:: GOAL ::
Copy the forum thread about the failing LEDs in a metal halide light word for word, from "## BigFatLyre (Apr" to "cheap work first!".

** START PROVIDED PASSAGE **

# Anybody have any electronics knowledge?



## O.C.D Fishies Bank (Jun 28, 2010)

Hi Everybody!

I'm wondering if somebody here has electronic and soldering skills. I recently got a metal halide that also has leds. One of the blue leds looks completely dead, while the other two are lighting up, but barely. All the other leds on the circuit are working fine.

Anybody have any electronics knowledge?

Thanks!

George


----------



## TCR (Jul 13, 2010)

i can talk to my bf... hes usually good with that sort of stuff


----------



## O.C.D Fishies (Apr 21, 2010)

Nobody??????


----------



## BigFatLyre (Apr 22, 2010)

The first thing to check if everything else is working: are the items even hooked up?
I'm having to re/re almost all of my lighting. Stupid things: mountings loose, soldering not done at all, sloppy work. LED's do go, but it's usually the small switch and everybody replaces the bulb, ballast, and/or buys new without understanding that that little cheap switch is the first to go! 
Also: China manufactured units often do not have the ohm marked on the unit board, so determining a replacement is a B.....ch. On one AAA aquarium I'm going to convert the whole thing and get it over with. Also stay away from plastic hoods if you can; I don't trust the integrity/fire proofing of the new "biodegradable" plastics. Stay with aluminum hoods which double as a heatsink. 
Like mechanic work, do the cheap work first!


----------

** END PROVIDED PASSAGE **
** START RECORDS **

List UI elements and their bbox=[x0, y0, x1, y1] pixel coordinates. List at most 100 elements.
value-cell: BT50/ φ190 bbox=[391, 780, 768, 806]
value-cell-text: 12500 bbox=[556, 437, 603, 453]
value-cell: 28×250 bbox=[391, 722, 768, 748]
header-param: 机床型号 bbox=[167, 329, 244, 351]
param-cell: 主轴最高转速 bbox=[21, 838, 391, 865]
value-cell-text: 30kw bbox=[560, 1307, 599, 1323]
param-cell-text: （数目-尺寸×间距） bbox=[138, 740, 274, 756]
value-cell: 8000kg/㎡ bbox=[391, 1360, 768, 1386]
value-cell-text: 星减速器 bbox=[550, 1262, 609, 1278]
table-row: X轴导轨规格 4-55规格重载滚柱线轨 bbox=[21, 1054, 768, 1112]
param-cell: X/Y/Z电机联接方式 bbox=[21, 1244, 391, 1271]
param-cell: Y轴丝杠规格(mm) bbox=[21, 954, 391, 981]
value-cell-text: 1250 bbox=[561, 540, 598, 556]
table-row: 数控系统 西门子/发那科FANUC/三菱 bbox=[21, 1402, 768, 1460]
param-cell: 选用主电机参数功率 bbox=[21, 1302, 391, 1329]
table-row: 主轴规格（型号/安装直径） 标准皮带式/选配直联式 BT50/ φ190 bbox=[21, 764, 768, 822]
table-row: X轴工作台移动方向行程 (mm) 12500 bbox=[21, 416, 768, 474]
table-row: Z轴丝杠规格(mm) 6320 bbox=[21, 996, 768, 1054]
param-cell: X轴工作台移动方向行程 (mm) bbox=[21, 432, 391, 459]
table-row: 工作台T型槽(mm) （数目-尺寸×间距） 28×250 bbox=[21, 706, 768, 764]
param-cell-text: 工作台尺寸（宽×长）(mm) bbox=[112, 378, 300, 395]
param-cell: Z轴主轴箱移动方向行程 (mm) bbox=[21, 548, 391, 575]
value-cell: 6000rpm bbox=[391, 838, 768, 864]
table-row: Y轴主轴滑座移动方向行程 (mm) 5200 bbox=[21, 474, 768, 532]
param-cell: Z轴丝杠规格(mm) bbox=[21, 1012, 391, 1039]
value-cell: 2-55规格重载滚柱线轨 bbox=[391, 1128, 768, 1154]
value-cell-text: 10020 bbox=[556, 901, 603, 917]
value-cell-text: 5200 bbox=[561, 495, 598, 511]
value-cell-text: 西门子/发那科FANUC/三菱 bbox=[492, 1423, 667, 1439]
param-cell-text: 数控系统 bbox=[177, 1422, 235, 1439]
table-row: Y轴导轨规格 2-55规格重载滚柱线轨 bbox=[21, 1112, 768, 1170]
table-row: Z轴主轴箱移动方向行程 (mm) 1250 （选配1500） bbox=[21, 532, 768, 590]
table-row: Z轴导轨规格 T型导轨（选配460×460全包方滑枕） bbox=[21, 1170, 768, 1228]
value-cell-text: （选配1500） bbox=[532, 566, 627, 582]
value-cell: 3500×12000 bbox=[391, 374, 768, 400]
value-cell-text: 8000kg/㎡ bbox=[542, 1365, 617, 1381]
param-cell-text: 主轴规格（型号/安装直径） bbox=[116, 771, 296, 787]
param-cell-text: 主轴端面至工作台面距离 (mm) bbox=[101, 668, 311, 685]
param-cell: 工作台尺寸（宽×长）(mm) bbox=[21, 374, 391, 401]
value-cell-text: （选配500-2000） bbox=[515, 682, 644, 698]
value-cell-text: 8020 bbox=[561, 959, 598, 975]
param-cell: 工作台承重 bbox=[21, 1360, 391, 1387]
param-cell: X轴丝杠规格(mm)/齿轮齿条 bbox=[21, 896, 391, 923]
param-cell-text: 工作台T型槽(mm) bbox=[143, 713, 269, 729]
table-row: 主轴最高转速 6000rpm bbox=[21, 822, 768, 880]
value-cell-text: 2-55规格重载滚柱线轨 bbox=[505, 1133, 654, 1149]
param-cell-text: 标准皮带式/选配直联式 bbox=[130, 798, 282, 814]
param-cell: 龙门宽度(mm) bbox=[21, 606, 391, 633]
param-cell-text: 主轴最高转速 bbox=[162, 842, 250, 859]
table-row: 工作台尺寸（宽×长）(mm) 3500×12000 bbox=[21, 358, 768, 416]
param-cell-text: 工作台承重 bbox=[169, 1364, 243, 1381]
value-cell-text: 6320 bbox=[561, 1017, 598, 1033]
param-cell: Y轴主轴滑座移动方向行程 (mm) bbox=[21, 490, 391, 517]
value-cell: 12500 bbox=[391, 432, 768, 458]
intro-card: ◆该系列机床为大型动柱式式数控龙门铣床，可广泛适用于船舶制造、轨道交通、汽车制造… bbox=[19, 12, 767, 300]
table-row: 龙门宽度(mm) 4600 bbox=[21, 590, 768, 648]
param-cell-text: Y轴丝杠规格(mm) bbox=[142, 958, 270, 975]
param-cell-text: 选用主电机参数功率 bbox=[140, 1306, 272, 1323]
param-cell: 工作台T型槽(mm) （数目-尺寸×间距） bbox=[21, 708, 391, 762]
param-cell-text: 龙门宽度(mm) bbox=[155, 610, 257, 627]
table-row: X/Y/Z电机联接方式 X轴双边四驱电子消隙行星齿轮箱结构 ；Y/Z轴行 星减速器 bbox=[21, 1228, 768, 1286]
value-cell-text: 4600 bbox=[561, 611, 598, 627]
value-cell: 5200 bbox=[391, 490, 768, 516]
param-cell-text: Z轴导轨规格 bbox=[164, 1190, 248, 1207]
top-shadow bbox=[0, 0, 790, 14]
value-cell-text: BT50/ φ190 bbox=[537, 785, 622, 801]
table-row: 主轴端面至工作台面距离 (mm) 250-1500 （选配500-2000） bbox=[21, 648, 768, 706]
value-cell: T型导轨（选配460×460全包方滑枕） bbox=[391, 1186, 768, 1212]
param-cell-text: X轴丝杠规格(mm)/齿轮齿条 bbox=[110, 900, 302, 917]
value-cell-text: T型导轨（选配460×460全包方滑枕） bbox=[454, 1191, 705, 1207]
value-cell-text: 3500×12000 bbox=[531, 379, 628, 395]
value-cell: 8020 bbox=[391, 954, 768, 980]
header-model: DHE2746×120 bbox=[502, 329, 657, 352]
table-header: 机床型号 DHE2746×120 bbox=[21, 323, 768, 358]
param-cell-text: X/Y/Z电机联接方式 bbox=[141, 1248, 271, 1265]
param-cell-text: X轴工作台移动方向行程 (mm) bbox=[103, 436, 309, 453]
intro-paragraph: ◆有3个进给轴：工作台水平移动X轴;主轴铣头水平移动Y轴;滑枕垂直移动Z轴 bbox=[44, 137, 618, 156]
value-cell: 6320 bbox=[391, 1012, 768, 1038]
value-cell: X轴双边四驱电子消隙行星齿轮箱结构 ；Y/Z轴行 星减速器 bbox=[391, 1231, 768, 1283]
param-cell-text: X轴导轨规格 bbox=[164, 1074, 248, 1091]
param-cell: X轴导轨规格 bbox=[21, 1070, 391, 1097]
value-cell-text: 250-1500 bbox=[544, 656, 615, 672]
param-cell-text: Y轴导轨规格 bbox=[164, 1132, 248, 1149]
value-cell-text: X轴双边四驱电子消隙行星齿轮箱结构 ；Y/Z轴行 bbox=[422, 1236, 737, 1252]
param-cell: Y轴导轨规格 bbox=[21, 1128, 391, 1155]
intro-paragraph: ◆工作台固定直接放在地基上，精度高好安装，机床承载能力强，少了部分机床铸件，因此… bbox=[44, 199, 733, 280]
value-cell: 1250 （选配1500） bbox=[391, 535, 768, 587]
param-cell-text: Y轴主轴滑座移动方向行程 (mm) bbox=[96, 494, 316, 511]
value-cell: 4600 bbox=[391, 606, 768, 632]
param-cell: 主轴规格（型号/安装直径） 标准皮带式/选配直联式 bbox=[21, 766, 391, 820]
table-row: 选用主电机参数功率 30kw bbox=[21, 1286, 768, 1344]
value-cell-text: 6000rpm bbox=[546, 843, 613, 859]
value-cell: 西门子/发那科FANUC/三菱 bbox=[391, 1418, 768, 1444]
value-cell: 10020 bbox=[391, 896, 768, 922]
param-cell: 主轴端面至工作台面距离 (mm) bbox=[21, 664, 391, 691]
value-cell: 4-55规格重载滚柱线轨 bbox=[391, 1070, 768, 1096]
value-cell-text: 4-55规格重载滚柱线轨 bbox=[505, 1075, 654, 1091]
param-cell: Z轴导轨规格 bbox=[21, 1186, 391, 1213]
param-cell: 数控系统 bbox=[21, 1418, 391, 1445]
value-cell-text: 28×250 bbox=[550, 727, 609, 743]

** END RECORDS **

:: SOLUTION TO THIS EXERCISE ::
## BigFatLyre (Apr 22, 2010)

The first thing to check if everything else is working: are the items even hooked up?
I'm having to re/re almost all of my lighting. Stupid things: mountings loose, soldering not done at all, sloppy work. LED's do go, but it's usually the small switch and everybody replaces the bulb, ballast, and/or buys new without understanding that that little cheap switch is the first to go! 
Also: China manufactured units often do not have the ohm marked on the unit board, so determining a replacement is a B.....ch. On one AAA aquarium I'm going to convert the whole thing and get it over with. Also stay away from plastic hoods if you can; I don't trust the integrity/fire proofing of the new "biodegradable" plastics. Stay with aluminum hoods which double as a heatsink. 
Like mechanic work, do the cheap work first!